▶ **WHAT NEEDS TO BE DONE**
Copy out all the lines where "rights" shows up.

▶ **RECORDS SHOWN**

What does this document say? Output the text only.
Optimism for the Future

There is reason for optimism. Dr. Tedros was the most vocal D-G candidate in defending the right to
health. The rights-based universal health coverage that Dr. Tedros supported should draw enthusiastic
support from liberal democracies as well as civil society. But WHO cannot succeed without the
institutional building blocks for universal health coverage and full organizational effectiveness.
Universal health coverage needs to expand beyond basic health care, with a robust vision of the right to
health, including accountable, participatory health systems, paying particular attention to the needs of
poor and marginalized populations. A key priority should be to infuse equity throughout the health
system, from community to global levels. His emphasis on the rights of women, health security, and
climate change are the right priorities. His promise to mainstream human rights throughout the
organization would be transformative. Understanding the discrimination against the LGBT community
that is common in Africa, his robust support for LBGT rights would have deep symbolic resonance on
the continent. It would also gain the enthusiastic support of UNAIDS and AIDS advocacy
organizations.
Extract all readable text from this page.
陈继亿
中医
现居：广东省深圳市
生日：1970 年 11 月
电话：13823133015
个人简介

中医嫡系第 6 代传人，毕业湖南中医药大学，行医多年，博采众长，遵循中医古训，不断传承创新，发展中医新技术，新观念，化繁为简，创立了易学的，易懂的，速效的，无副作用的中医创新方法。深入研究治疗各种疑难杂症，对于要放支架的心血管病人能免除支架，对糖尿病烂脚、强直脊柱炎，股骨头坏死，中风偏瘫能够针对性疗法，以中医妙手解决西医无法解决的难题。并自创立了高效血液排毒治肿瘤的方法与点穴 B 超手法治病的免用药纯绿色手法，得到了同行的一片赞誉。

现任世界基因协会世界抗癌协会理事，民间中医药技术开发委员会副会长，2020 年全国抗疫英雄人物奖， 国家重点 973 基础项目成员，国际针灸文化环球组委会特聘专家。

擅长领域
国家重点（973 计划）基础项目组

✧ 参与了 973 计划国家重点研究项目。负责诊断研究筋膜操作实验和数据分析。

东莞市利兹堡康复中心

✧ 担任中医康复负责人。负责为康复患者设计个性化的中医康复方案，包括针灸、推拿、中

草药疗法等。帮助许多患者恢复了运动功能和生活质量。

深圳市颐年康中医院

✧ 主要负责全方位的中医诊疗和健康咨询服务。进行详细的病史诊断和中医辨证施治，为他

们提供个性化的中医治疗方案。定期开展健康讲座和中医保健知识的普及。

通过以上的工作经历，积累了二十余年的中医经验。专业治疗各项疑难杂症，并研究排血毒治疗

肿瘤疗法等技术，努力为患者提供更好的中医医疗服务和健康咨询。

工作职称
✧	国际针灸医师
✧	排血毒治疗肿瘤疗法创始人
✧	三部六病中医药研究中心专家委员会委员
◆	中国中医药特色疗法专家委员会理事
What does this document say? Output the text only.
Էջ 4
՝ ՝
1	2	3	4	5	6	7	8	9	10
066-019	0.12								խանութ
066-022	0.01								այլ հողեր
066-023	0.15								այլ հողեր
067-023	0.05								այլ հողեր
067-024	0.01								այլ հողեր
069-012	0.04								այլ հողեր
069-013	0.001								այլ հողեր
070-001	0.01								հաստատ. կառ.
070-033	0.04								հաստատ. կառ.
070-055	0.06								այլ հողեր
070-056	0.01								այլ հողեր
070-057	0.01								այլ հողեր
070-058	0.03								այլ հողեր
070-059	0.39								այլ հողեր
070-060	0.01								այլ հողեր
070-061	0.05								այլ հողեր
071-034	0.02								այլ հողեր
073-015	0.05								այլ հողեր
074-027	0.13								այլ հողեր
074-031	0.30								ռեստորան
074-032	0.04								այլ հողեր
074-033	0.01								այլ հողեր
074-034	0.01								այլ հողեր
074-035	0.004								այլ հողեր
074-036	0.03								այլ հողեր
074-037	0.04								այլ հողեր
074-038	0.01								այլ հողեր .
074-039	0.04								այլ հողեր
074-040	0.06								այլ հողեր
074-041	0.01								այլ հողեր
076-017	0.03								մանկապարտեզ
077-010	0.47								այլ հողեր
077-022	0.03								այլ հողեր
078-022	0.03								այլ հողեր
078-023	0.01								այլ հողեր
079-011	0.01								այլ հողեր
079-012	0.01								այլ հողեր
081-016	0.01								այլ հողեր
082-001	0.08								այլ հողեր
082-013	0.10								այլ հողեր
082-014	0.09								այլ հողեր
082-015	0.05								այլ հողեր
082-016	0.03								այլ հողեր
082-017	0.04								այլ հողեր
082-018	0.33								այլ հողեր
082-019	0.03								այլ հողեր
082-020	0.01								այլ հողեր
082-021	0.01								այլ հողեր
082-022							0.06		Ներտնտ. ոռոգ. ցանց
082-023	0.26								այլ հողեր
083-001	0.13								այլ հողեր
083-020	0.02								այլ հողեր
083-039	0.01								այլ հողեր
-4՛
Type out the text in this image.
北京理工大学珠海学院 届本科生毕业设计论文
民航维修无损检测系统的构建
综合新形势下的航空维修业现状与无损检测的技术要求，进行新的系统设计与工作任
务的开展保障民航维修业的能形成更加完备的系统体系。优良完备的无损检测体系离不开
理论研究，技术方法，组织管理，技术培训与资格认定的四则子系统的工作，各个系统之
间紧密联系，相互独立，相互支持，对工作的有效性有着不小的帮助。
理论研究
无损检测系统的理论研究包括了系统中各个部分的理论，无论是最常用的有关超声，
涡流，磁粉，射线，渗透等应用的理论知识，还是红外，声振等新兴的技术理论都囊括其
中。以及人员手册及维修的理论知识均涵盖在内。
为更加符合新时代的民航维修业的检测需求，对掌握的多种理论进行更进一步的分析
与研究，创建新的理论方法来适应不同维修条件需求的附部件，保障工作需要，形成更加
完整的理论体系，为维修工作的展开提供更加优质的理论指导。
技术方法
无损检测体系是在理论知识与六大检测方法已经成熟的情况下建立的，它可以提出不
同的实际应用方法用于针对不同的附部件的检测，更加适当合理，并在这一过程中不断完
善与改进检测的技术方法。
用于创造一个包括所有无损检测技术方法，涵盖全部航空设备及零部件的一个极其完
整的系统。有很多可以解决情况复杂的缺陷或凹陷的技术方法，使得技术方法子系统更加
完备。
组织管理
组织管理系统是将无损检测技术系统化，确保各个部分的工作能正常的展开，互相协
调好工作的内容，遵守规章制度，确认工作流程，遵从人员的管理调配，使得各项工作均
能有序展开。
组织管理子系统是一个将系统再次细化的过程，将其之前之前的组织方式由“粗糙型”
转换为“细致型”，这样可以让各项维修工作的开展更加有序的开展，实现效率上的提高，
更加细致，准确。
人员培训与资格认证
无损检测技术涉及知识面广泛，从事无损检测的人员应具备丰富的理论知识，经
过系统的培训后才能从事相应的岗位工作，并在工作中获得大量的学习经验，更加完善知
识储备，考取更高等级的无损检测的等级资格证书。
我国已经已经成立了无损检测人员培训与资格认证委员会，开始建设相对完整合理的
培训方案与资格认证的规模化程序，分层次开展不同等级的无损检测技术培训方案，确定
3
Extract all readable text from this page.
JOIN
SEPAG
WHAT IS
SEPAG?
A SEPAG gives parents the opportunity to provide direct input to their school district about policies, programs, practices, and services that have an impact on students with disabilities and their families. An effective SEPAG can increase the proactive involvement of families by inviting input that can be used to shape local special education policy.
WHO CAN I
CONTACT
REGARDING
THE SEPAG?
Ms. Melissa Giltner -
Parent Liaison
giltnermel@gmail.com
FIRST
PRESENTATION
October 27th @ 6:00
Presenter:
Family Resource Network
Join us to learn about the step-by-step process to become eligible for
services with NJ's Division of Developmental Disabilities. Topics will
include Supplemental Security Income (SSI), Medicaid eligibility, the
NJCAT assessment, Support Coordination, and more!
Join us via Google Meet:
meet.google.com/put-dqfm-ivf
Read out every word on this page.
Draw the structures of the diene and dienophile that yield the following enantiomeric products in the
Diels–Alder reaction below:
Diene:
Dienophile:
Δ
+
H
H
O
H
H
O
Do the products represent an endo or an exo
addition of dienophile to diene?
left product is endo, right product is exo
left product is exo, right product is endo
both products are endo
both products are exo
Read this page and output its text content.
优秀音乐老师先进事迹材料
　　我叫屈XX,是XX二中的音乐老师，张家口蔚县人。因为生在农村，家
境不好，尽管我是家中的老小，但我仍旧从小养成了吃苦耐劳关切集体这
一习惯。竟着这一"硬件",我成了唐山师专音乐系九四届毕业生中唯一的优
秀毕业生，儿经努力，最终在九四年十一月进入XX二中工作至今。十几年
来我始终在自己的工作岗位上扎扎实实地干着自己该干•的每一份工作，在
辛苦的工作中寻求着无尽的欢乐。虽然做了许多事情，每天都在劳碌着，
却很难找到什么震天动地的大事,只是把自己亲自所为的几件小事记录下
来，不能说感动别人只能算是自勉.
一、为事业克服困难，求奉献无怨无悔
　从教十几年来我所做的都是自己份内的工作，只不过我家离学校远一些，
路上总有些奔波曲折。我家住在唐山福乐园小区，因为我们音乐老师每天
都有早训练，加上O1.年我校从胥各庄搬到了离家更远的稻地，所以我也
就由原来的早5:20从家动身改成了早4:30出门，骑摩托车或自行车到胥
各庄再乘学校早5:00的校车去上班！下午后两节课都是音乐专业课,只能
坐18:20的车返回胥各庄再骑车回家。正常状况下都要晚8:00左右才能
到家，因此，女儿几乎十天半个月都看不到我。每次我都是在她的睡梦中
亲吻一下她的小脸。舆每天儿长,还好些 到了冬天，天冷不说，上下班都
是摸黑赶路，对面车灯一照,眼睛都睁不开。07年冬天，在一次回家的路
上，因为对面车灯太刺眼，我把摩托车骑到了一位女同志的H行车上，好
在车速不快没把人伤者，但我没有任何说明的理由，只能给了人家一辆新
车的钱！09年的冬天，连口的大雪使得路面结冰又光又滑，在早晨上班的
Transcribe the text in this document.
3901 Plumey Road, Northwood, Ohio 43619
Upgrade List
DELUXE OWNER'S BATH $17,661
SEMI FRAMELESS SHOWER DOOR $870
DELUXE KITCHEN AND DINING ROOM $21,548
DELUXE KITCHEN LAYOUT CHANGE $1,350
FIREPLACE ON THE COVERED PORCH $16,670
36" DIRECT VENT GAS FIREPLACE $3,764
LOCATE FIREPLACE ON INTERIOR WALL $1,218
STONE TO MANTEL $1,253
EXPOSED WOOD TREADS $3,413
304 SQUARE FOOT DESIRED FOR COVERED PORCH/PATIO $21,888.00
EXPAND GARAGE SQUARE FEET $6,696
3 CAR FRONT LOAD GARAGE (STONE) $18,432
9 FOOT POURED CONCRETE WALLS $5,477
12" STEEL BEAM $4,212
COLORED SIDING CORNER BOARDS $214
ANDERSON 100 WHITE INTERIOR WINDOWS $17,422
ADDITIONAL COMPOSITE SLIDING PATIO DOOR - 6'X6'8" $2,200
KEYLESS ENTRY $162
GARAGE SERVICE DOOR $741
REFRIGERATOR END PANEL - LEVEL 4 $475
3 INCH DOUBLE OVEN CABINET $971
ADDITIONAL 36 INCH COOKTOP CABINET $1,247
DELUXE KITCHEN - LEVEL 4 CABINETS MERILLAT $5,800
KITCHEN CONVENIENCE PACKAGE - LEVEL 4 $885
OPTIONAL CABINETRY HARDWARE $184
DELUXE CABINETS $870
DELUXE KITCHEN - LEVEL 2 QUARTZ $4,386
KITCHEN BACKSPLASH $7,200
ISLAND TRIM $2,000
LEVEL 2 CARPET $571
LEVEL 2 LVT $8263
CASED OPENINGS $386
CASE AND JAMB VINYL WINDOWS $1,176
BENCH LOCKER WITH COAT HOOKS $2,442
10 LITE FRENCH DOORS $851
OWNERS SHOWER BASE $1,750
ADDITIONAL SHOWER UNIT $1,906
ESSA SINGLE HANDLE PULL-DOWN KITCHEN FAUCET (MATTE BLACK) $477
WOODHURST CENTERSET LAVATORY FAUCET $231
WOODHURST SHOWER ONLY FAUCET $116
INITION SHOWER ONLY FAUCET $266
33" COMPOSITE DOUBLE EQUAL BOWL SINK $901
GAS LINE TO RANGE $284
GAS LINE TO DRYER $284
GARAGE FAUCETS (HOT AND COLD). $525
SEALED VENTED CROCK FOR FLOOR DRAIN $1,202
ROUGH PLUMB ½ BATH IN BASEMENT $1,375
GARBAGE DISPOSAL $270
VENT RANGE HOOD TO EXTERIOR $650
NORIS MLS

▶ **RESPONSE TO THE TASK**
health. The rights-based universal health coverage that Dr. Tedros supported should draw enthusiastic
system, from community to global levels. His emphasis on the rights of women, health security, and
climate change are the right priorities. His promise to mainstream human rights throughout the
that is common in Africa, his robust support for LBGT rights would have deep symbolic resonance on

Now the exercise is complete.